**PROBLEM REQUIREMENTS:**
Your task is to transcribe the records exactly, skipping every image.
··· DATA IN THIS EXERCISE
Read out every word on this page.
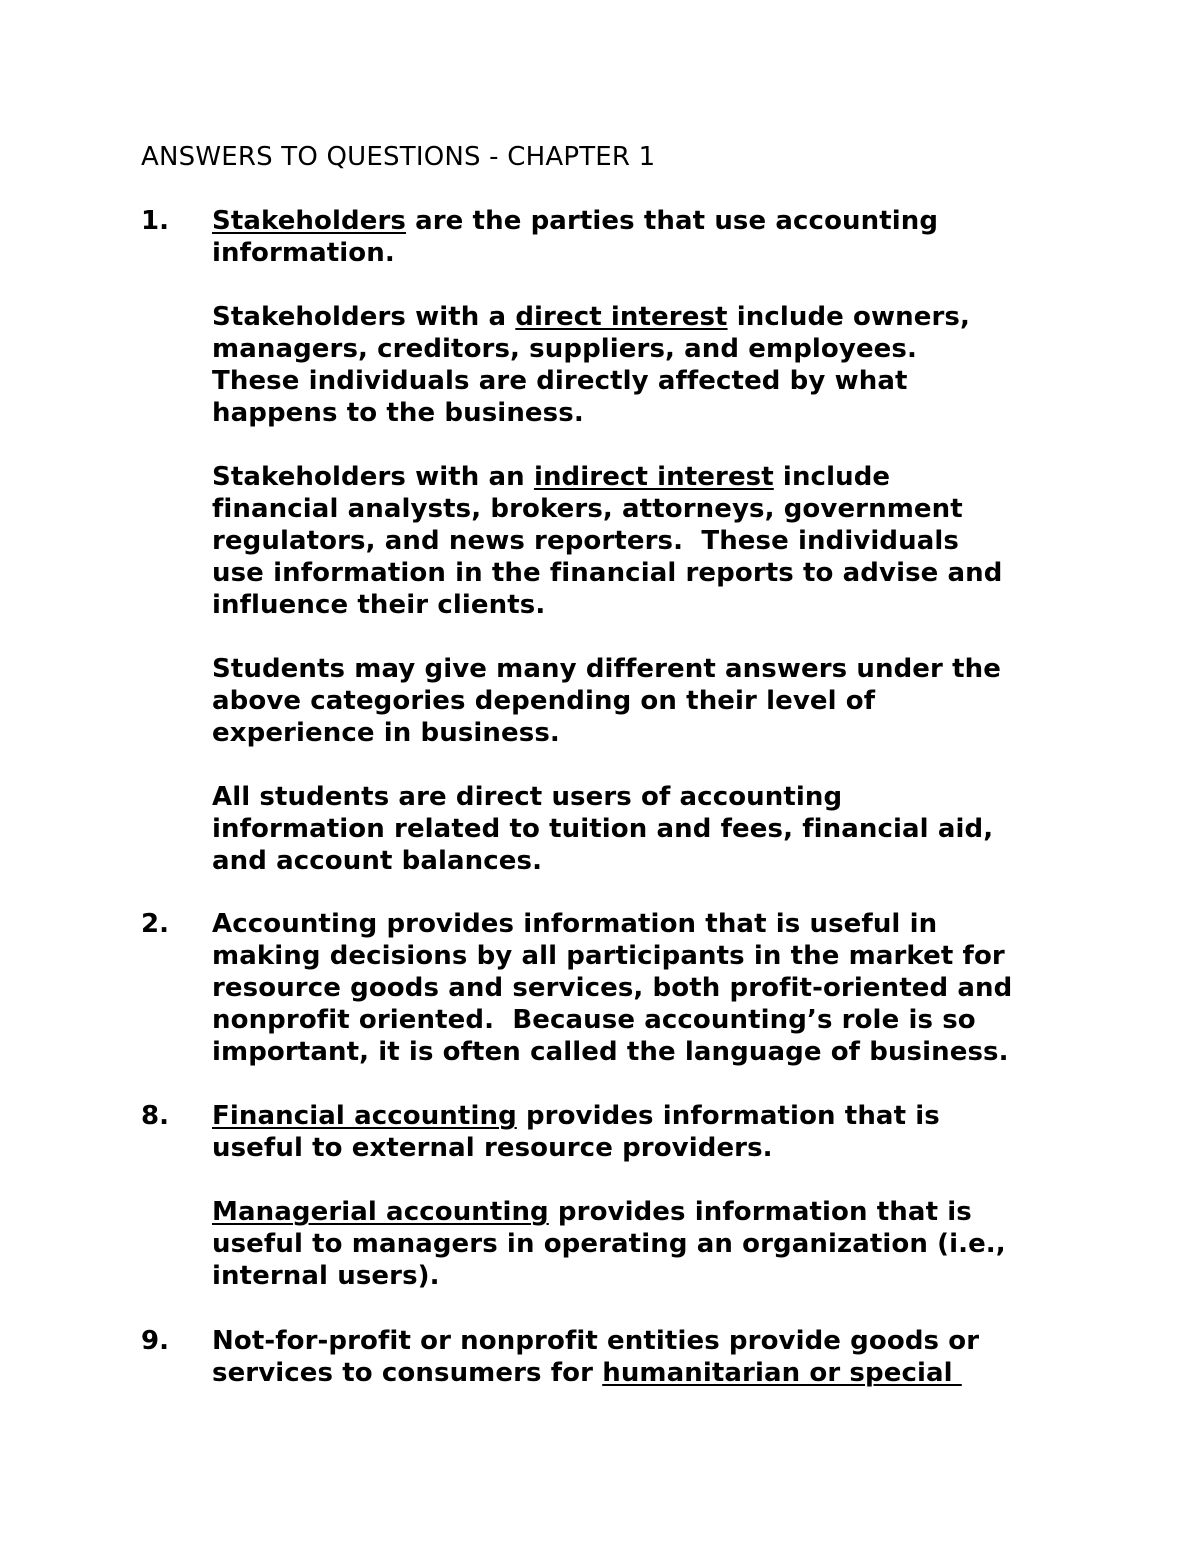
ANSWERS TO QUESTIONS - CHAPTER 1
1.	Stakeholders are the parties that use accounting
information.
Stakeholders with a direct interest include owners,
managers, creditors, suppliers, and employees.
These individuals are directly affected by what
happens to the business.
Stakeholders with an indirect interest include
financial analysts, brokers, attorneys, government
regulators, and news reporters.  These individuals
use information in the financial reports to advise and
influence their clients.
Students may give many different answers under the
above categories depending on their level of
experience in business.
All students are direct users of accounting
information related to tuition and fees, financial aid,
and account balances.
2.	Accounting provides information that is useful in
making decisions by all participants in the market for
resource goods and services, both profit-oriented and
nonprofit oriented.  Because accounting’s role is so
important, it is often called the language of business.
8.	Financial accounting provides information that is
useful to external resource providers.
Managerial accounting provides information that is
useful to managers in operating an organization (i.e.,
internal users).
9.	Not-for-profit or nonprofit entities provide goods or
services to consumers for humanitarian or special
······
**TASK RESPONSE:**
Read out every word on this page.
ANSWERS TO QUESTIONS - CHAPTER 1
1.	Stakeholders are the parties that use accounting
information.
Stakeholders with a direct interest include owners,
managers, creditors, suppliers, and employees.
These individuals are directly affected by what
happens to the business.
Stakeholders with an indirect interest include
financial analysts, brokers, attorneys, government
regulators, and news reporters.  These individuals
use information in the financial reports to advise and
influence their clients.
Students may give many different answers under the
above categories depending on their level of
experience in business.
All students are direct users of accounting
information related to tuition and fees, financial aid,
and account balances.
2.	Accounting provides information that is useful in
making decisions by all participants in the market for
resource goods and services, both profit-oriented and
nonprofit oriented.  Because accounting’s role is so
important, it is often called the language of business.
8.	Financial accounting provides information that is
useful to external resource providers.
Managerial accounting provides information that is
useful to managers in operating an organization (i.e.,
internal users).
9.	Not-for-profit or nonprofit entities provide goods or
services to consumers for humanitarian or special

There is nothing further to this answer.